╭─ Provided information

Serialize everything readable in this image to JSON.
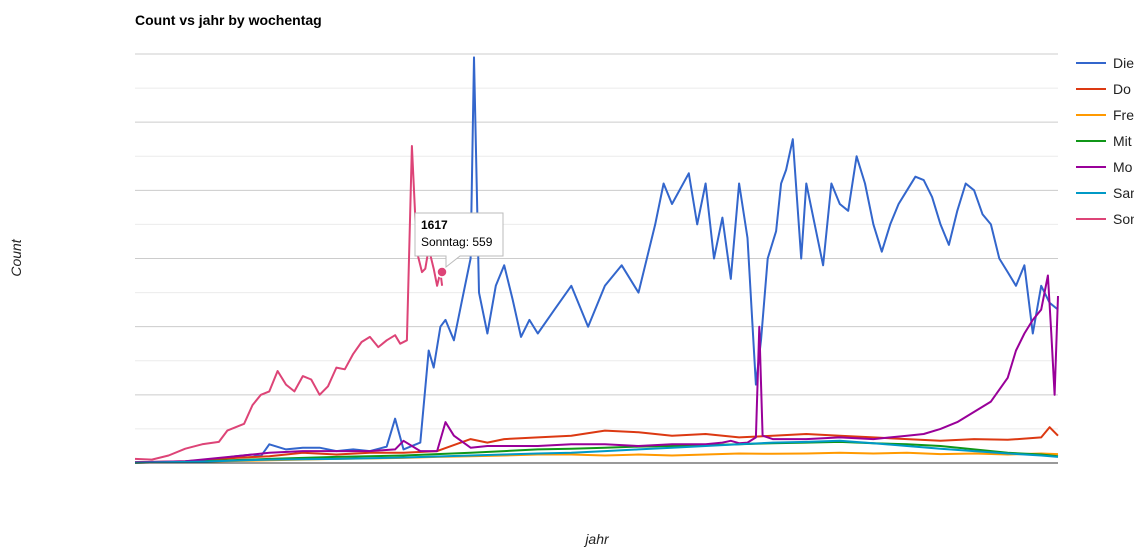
{
  "chart_data": {
    "type": "line",
    "title": "Count vs jahr by wochentag",
    "xlabel": "jahr",
    "ylabel": "Count",
    "ylim": [
      0,
      1200
    ],
    "grid": true,
    "legend_position": "right",
    "tooltip": {
      "x": "1617",
      "series": "Sonntag",
      "value": 559
    },
    "series": [
      {
        "name": "Die",
        "color": "#3366cc",
        "points": [
          [
            0,
            2
          ],
          [
            20,
            3
          ],
          [
            40,
            6
          ],
          [
            60,
            20
          ],
          [
            70,
            25
          ],
          [
            75,
            20
          ],
          [
            80,
            55
          ],
          [
            90,
            40
          ],
          [
            100,
            45
          ],
          [
            110,
            45
          ],
          [
            120,
            35
          ],
          [
            130,
            40
          ],
          [
            140,
            35
          ],
          [
            150,
            48
          ],
          [
            155,
            130
          ],
          [
            160,
            40
          ],
          [
            170,
            60
          ],
          [
            175,
            330
          ],
          [
            178,
            280
          ],
          [
            182,
            400
          ],
          [
            185,
            420
          ],
          [
            190,
            360
          ],
          [
            195,
            480
          ],
          [
            200,
            600
          ],
          [
            202,
            1190
          ],
          [
            205,
            500
          ],
          [
            210,
            380
          ],
          [
            215,
            520
          ],
          [
            220,
            580
          ],
          [
            225,
            480
          ],
          [
            230,
            370
          ],
          [
            235,
            420
          ],
          [
            240,
            380
          ],
          [
            250,
            450
          ],
          [
            260,
            520
          ],
          [
            270,
            400
          ],
          [
            280,
            520
          ],
          [
            290,
            580
          ],
          [
            300,
            500
          ],
          [
            310,
            700
          ],
          [
            315,
            820
          ],
          [
            320,
            760
          ],
          [
            330,
            850
          ],
          [
            335,
            700
          ],
          [
            340,
            820
          ],
          [
            345,
            600
          ],
          [
            350,
            720
          ],
          [
            355,
            540
          ],
          [
            360,
            820
          ],
          [
            365,
            660
          ],
          [
            370,
            230
          ],
          [
            373,
            360
          ],
          [
            377,
            600
          ],
          [
            382,
            680
          ],
          [
            385,
            820
          ],
          [
            388,
            860
          ],
          [
            392,
            950
          ],
          [
            397,
            600
          ],
          [
            400,
            820
          ],
          [
            405,
            700
          ],
          [
            410,
            580
          ],
          [
            415,
            820
          ],
          [
            420,
            760
          ],
          [
            425,
            740
          ],
          [
            430,
            900
          ],
          [
            435,
            820
          ],
          [
            440,
            700
          ],
          [
            445,
            620
          ],
          [
            450,
            700
          ],
          [
            455,
            760
          ],
          [
            460,
            800
          ],
          [
            465,
            840
          ],
          [
            470,
            830
          ],
          [
            475,
            780
          ],
          [
            480,
            700
          ],
          [
            485,
            640
          ],
          [
            490,
            740
          ],
          [
            495,
            820
          ],
          [
            500,
            800
          ],
          [
            505,
            730
          ],
          [
            510,
            700
          ],
          [
            515,
            600
          ],
          [
            520,
            560
          ],
          [
            525,
            520
          ],
          [
            530,
            580
          ],
          [
            535,
            380
          ],
          [
            540,
            520
          ],
          [
            545,
            470
          ],
          [
            550,
            450
          ]
        ]
      },
      {
        "name": "Do",
        "color": "#dc3912",
        "points": [
          [
            0,
            2
          ],
          [
            30,
            5
          ],
          [
            60,
            15
          ],
          [
            80,
            20
          ],
          [
            100,
            30
          ],
          [
            120,
            25
          ],
          [
            140,
            30
          ],
          [
            160,
            30
          ],
          [
            180,
            35
          ],
          [
            200,
            70
          ],
          [
            210,
            60
          ],
          [
            220,
            70
          ],
          [
            240,
            75
          ],
          [
            260,
            80
          ],
          [
            280,
            95
          ],
          [
            300,
            90
          ],
          [
            320,
            80
          ],
          [
            340,
            85
          ],
          [
            360,
            75
          ],
          [
            380,
            80
          ],
          [
            400,
            85
          ],
          [
            420,
            80
          ],
          [
            440,
            75
          ],
          [
            460,
            70
          ],
          [
            480,
            65
          ],
          [
            500,
            70
          ],
          [
            520,
            68
          ],
          [
            540,
            75
          ],
          [
            545,
            105
          ],
          [
            550,
            80
          ]
        ]
      },
      {
        "name": "Fre",
        "color": "#ff9900",
        "points": [
          [
            0,
            1
          ],
          [
            40,
            4
          ],
          [
            80,
            8
          ],
          [
            120,
            12
          ],
          [
            160,
            15
          ],
          [
            180,
            18
          ],
          [
            200,
            20
          ],
          [
            220,
            22
          ],
          [
            240,
            25
          ],
          [
            260,
            25
          ],
          [
            280,
            22
          ],
          [
            300,
            25
          ],
          [
            320,
            22
          ],
          [
            340,
            25
          ],
          [
            360,
            28
          ],
          [
            380,
            27
          ],
          [
            400,
            28
          ],
          [
            420,
            30
          ],
          [
            440,
            28
          ],
          [
            460,
            30
          ],
          [
            480,
            26
          ],
          [
            500,
            28
          ],
          [
            520,
            25
          ],
          [
            540,
            28
          ],
          [
            550,
            26
          ]
        ]
      },
      {
        "name": "Mit",
        "color": "#109618",
        "points": [
          [
            0,
            1
          ],
          [
            40,
            5
          ],
          [
            80,
            12
          ],
          [
            120,
            18
          ],
          [
            160,
            22
          ],
          [
            200,
            30
          ],
          [
            220,
            35
          ],
          [
            240,
            40
          ],
          [
            260,
            42
          ],
          [
            280,
            45
          ],
          [
            300,
            48
          ],
          [
            320,
            50
          ],
          [
            340,
            52
          ],
          [
            360,
            55
          ],
          [
            380,
            58
          ],
          [
            400,
            60
          ],
          [
            420,
            62
          ],
          [
            440,
            58
          ],
          [
            460,
            55
          ],
          [
            480,
            50
          ],
          [
            500,
            40
          ],
          [
            520,
            30
          ],
          [
            540,
            25
          ],
          [
            550,
            20
          ]
        ]
      },
      {
        "name": "Mo",
        "color": "#990099",
        "points": [
          [
            0,
            2
          ],
          [
            30,
            5
          ],
          [
            60,
            20
          ],
          [
            80,
            30
          ],
          [
            100,
            35
          ],
          [
            120,
            35
          ],
          [
            140,
            35
          ],
          [
            155,
            40
          ],
          [
            160,
            65
          ],
          [
            170,
            35
          ],
          [
            180,
            35
          ],
          [
            185,
            120
          ],
          [
            190,
            80
          ],
          [
            200,
            45
          ],
          [
            210,
            50
          ],
          [
            220,
            50
          ],
          [
            240,
            50
          ],
          [
            260,
            55
          ],
          [
            280,
            55
          ],
          [
            300,
            50
          ],
          [
            320,
            55
          ],
          [
            340,
            55
          ],
          [
            350,
            60
          ],
          [
            355,
            65
          ],
          [
            360,
            58
          ],
          [
            365,
            60
          ],
          [
            370,
            75
          ],
          [
            372,
            400
          ],
          [
            374,
            80
          ],
          [
            380,
            70
          ],
          [
            400,
            70
          ],
          [
            420,
            75
          ],
          [
            440,
            70
          ],
          [
            460,
            80
          ],
          [
            470,
            85
          ],
          [
            480,
            100
          ],
          [
            490,
            120
          ],
          [
            500,
            150
          ],
          [
            510,
            180
          ],
          [
            520,
            250
          ],
          [
            525,
            330
          ],
          [
            530,
            380
          ],
          [
            535,
            420
          ],
          [
            540,
            450
          ],
          [
            544,
            550
          ],
          [
            546,
            380
          ],
          [
            548,
            200
          ],
          [
            550,
            490
          ]
        ]
      },
      {
        "name": "Sam",
        "color": "#0099c6",
        "points": [
          [
            0,
            1
          ],
          [
            40,
            4
          ],
          [
            80,
            10
          ],
          [
            120,
            12
          ],
          [
            160,
            16
          ],
          [
            200,
            22
          ],
          [
            220,
            25
          ],
          [
            240,
            28
          ],
          [
            260,
            30
          ],
          [
            280,
            35
          ],
          [
            300,
            40
          ],
          [
            320,
            45
          ],
          [
            340,
            50
          ],
          [
            360,
            55
          ],
          [
            380,
            60
          ],
          [
            400,
            62
          ],
          [
            420,
            65
          ],
          [
            440,
            58
          ],
          [
            460,
            50
          ],
          [
            480,
            42
          ],
          [
            500,
            35
          ],
          [
            520,
            28
          ],
          [
            540,
            22
          ],
          [
            550,
            18
          ]
        ]
      },
      {
        "name": "Son",
        "color": "#dd4477",
        "points": [
          [
            0,
            12
          ],
          [
            10,
            10
          ],
          [
            20,
            22
          ],
          [
            30,
            42
          ],
          [
            40,
            55
          ],
          [
            50,
            62
          ],
          [
            55,
            95
          ],
          [
            60,
            105
          ],
          [
            65,
            115
          ],
          [
            70,
            170
          ],
          [
            75,
            200
          ],
          [
            80,
            210
          ],
          [
            85,
            270
          ],
          [
            90,
            230
          ],
          [
            95,
            210
          ],
          [
            100,
            255
          ],
          [
            105,
            245
          ],
          [
            110,
            200
          ],
          [
            115,
            225
          ],
          [
            120,
            280
          ],
          [
            125,
            275
          ],
          [
            130,
            320
          ],
          [
            135,
            355
          ],
          [
            140,
            370
          ],
          [
            145,
            340
          ],
          [
            150,
            360
          ],
          [
            155,
            375
          ],
          [
            158,
            350
          ],
          [
            162,
            360
          ],
          [
            165,
            930
          ],
          [
            168,
            620
          ],
          [
            171,
            560
          ],
          [
            173,
            570
          ],
          [
            175,
            630
          ],
          [
            178,
            570
          ],
          [
            180,
            520
          ],
          [
            182,
            560
          ],
          [
            183,
            520
          ]
        ]
      }
    ]
  }
}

╰─

** Work instructions **
From the data above, copy out every line with the string "color" in it.

** Finished task **
        "color": "#3366cc",
        "color": "#dc3912",
        "color": "#ff9900",
        "color": "#109618",
        "color": "#990099",
        "color": "#0099c6",
        "color": "#dd4477",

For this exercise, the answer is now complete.